▶ What the task asks:
Search the data for the word "title". Reproduce every line where it is found.

▶ Supplied records:
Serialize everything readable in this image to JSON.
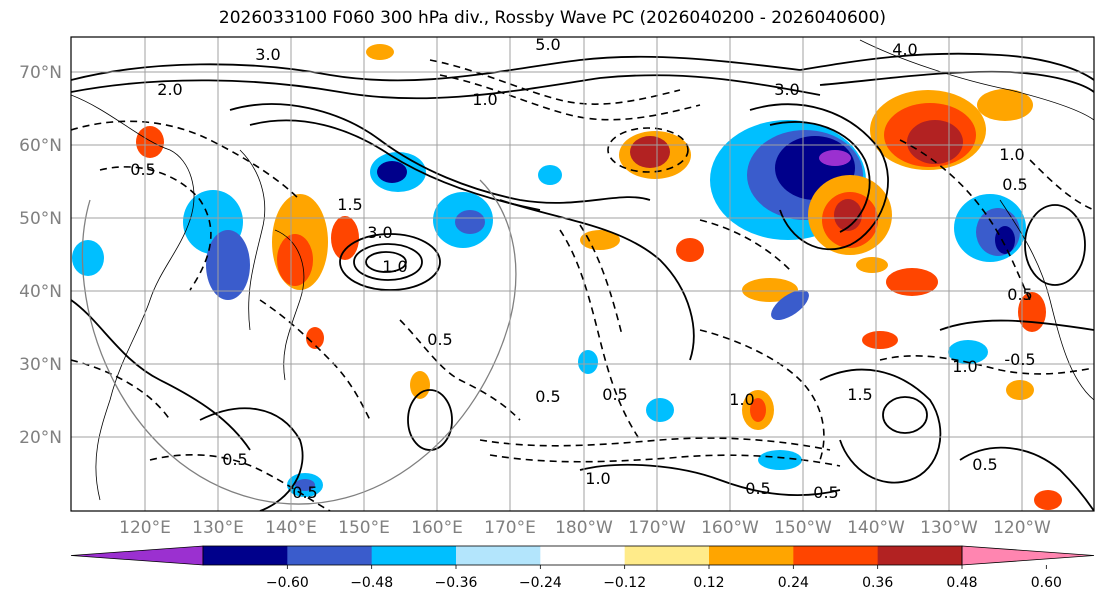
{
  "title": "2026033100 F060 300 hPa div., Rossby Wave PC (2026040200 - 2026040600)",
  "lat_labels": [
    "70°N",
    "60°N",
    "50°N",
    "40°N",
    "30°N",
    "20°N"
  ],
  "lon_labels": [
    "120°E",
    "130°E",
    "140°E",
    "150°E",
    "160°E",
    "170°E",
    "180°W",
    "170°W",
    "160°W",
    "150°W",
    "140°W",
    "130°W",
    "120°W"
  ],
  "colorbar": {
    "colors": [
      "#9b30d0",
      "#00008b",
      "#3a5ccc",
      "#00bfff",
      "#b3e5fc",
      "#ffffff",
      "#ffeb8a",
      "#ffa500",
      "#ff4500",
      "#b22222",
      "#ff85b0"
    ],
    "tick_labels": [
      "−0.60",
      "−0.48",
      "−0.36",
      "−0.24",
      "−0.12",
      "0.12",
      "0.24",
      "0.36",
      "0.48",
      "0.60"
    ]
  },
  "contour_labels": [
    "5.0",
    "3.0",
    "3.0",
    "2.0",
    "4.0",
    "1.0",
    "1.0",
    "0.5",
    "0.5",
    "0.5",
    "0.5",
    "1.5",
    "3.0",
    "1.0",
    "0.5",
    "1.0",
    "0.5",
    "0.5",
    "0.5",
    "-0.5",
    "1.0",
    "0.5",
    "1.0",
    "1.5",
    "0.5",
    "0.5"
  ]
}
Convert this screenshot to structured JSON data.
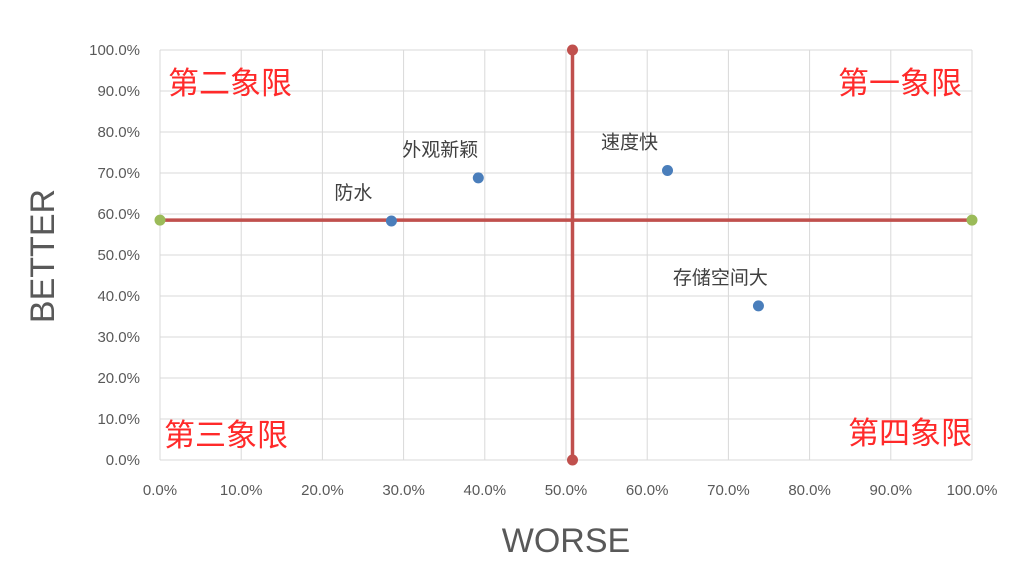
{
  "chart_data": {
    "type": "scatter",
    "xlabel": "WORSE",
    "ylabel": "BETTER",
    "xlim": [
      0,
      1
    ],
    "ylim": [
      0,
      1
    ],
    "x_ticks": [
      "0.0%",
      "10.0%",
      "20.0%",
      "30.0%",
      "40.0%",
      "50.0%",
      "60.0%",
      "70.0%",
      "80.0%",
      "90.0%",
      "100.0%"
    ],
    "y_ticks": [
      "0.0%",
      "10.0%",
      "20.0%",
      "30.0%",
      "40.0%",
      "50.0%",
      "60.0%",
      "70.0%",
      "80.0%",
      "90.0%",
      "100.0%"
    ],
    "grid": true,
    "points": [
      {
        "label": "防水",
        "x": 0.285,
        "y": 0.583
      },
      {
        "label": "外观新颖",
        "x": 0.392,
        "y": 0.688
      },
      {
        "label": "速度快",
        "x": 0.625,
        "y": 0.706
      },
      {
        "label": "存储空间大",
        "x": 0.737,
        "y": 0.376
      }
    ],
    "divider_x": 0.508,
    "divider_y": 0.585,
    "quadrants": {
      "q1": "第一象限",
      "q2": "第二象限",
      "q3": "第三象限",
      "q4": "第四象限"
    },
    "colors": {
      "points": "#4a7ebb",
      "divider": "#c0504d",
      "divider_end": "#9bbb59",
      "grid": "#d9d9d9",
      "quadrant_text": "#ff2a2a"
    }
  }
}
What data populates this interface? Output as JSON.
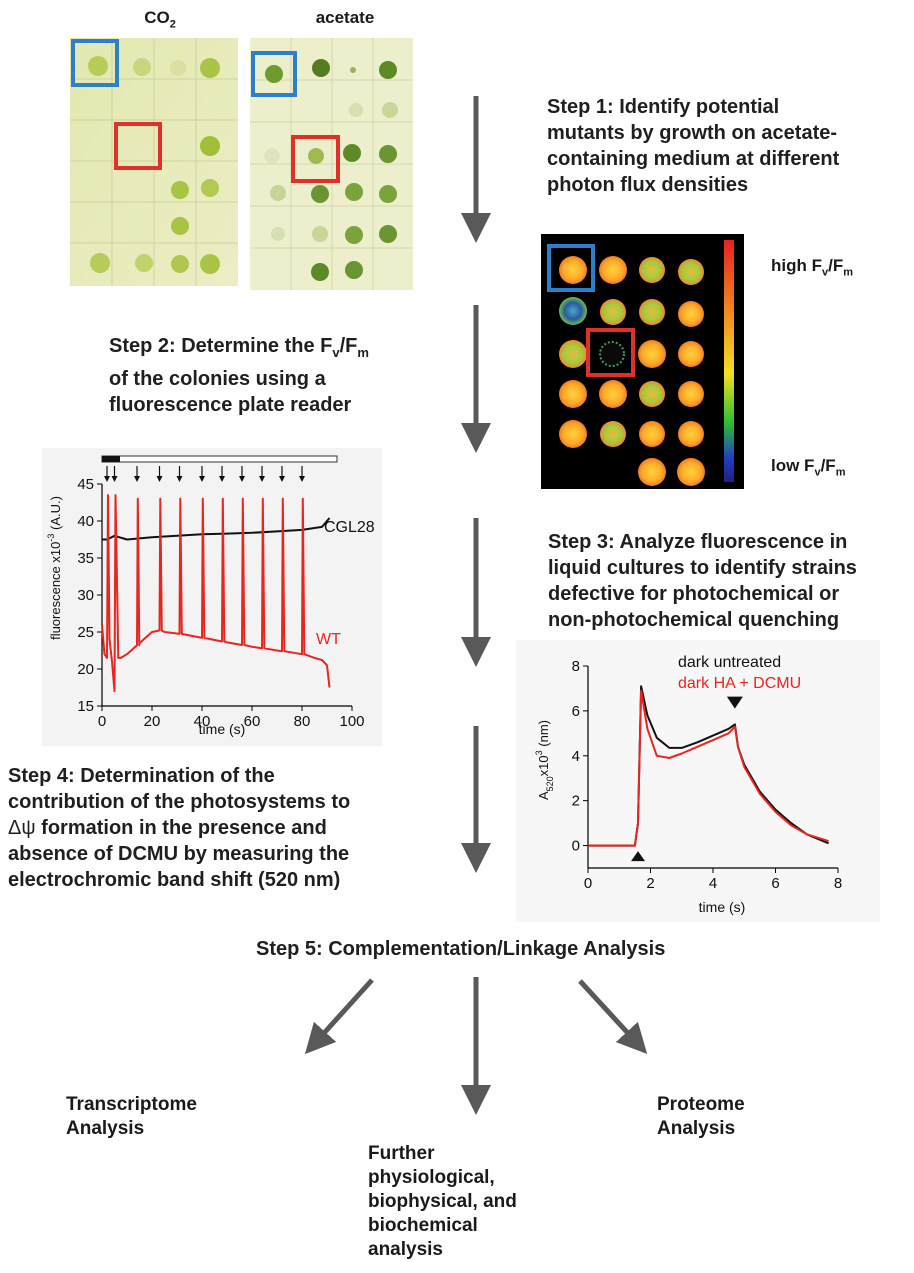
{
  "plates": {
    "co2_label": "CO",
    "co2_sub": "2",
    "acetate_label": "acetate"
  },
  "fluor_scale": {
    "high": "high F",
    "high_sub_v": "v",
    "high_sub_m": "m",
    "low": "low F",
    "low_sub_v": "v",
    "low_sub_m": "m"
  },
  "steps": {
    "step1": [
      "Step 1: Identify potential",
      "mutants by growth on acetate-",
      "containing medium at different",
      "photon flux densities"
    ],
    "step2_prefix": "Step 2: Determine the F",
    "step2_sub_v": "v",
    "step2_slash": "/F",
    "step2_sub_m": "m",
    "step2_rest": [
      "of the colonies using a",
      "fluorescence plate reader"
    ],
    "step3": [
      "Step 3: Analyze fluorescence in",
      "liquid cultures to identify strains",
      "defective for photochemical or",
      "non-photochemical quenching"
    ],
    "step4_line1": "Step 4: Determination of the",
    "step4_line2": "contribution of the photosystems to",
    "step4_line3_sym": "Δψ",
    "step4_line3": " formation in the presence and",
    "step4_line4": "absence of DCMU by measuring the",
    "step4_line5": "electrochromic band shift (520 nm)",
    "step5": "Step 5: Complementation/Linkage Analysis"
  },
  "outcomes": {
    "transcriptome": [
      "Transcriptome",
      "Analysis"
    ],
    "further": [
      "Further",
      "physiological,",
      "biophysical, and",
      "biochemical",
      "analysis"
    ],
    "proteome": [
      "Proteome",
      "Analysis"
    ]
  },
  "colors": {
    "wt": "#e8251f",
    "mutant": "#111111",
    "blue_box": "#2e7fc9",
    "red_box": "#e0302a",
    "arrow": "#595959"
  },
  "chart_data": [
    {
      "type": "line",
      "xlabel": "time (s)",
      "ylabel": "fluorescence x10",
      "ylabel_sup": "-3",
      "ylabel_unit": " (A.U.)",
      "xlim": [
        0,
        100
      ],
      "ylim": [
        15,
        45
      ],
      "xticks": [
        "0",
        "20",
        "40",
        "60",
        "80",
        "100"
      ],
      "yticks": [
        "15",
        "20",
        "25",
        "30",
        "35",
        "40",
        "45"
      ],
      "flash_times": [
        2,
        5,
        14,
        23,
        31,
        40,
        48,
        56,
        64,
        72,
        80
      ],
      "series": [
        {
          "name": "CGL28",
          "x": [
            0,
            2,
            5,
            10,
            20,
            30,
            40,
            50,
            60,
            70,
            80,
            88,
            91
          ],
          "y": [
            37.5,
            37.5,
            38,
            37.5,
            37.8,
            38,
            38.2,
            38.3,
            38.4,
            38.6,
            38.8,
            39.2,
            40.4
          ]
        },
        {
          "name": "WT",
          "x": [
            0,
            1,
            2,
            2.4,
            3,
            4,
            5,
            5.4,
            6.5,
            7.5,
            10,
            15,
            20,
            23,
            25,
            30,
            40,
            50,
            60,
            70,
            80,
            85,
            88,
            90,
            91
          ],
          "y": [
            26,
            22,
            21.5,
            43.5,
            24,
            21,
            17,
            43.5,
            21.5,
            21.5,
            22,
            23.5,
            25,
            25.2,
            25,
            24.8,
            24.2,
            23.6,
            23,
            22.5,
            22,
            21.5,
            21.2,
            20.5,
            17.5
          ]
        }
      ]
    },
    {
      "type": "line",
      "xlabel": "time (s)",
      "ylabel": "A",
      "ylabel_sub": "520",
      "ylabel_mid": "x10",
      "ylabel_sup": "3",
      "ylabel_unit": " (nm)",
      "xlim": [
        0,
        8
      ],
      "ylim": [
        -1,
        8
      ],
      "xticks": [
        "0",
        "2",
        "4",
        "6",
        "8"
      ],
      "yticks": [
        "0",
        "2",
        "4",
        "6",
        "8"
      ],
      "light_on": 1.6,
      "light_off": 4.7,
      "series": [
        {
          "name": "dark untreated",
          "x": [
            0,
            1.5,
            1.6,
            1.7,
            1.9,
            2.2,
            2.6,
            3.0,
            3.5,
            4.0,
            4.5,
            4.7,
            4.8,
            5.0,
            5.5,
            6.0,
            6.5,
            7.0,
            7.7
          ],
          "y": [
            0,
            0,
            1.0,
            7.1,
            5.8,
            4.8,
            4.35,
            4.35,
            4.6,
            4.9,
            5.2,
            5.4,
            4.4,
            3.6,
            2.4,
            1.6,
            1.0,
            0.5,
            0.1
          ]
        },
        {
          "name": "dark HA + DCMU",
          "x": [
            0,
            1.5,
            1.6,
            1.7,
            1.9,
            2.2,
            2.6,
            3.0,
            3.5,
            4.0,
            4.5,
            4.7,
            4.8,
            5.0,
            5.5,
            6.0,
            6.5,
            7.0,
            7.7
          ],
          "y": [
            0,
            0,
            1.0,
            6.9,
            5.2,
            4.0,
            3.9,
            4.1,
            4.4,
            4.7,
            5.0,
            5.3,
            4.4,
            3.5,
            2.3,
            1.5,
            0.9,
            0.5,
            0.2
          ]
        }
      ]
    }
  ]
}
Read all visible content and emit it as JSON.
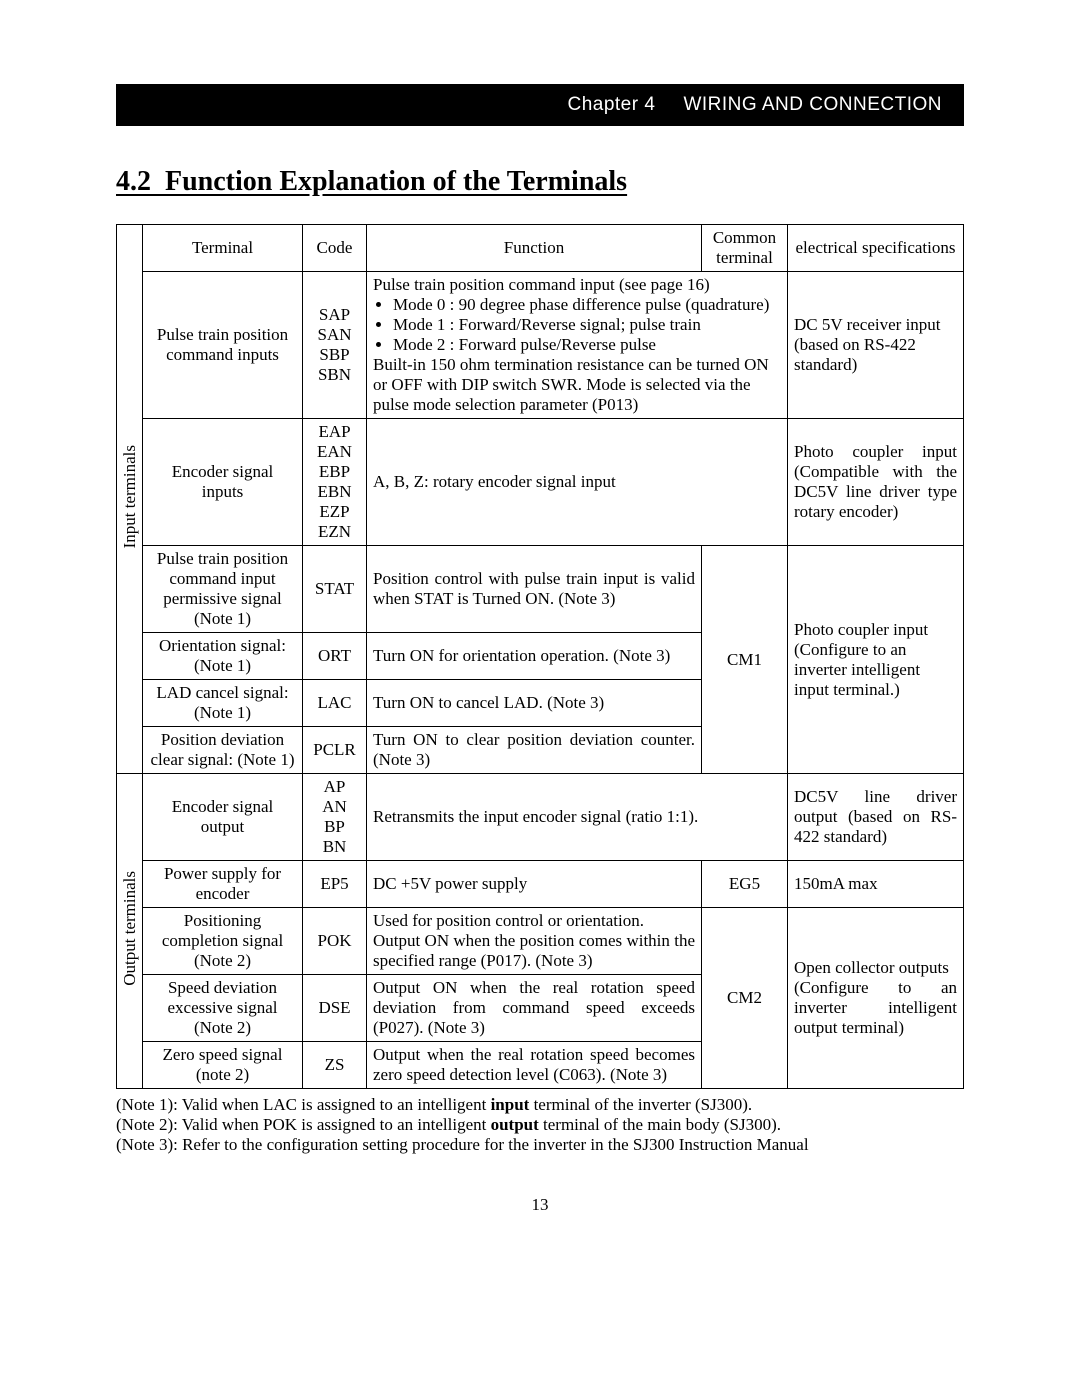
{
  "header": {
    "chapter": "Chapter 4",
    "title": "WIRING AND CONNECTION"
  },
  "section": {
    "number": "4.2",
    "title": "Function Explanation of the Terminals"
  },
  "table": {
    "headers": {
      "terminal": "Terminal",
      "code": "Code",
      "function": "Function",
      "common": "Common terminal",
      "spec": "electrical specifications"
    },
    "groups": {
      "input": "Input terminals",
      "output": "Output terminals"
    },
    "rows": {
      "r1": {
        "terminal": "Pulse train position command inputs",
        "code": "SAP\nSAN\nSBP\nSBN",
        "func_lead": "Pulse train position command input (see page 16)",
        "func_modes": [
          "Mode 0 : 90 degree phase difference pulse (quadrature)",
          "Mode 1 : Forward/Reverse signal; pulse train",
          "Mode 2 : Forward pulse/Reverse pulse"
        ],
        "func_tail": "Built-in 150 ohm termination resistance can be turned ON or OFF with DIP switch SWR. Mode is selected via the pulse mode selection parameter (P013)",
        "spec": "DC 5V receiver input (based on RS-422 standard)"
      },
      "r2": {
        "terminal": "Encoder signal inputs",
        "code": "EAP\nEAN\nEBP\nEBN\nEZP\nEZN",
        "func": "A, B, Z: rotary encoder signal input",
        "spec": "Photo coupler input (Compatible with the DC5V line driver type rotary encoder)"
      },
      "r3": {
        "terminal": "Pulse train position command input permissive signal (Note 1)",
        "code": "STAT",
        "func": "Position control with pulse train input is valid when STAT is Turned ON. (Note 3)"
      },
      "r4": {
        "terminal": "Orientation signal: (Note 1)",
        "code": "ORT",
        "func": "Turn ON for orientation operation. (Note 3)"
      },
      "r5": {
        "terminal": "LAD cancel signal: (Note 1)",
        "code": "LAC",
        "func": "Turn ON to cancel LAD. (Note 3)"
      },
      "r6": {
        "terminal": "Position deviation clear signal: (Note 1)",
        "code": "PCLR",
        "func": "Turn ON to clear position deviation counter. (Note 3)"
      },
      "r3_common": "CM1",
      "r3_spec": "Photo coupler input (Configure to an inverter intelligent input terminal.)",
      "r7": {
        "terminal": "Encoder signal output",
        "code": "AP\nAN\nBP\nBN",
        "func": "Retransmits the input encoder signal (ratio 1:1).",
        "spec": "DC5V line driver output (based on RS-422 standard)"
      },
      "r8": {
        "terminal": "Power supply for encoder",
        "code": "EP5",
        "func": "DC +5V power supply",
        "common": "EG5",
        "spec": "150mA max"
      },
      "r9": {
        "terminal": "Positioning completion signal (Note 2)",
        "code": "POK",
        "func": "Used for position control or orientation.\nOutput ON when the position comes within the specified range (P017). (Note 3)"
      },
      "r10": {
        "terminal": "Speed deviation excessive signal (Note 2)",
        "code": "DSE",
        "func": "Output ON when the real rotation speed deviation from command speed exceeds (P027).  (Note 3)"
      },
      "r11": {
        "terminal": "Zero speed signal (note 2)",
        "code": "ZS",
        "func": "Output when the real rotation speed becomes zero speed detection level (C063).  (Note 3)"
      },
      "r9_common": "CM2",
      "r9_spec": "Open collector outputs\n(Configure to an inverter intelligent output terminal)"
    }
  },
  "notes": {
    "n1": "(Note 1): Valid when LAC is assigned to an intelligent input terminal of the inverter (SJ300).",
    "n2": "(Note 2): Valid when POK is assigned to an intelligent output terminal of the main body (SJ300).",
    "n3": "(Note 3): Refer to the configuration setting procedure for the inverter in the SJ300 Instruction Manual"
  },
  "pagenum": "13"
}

▶ Reply:
  "title": "2026033100 F060 300 hPa div., Rossby Wave PC (2026040200 - 2026040600)",
    "title": "WIRING AND CONNECTION"
    "title": "Function Explanation of the Terminals"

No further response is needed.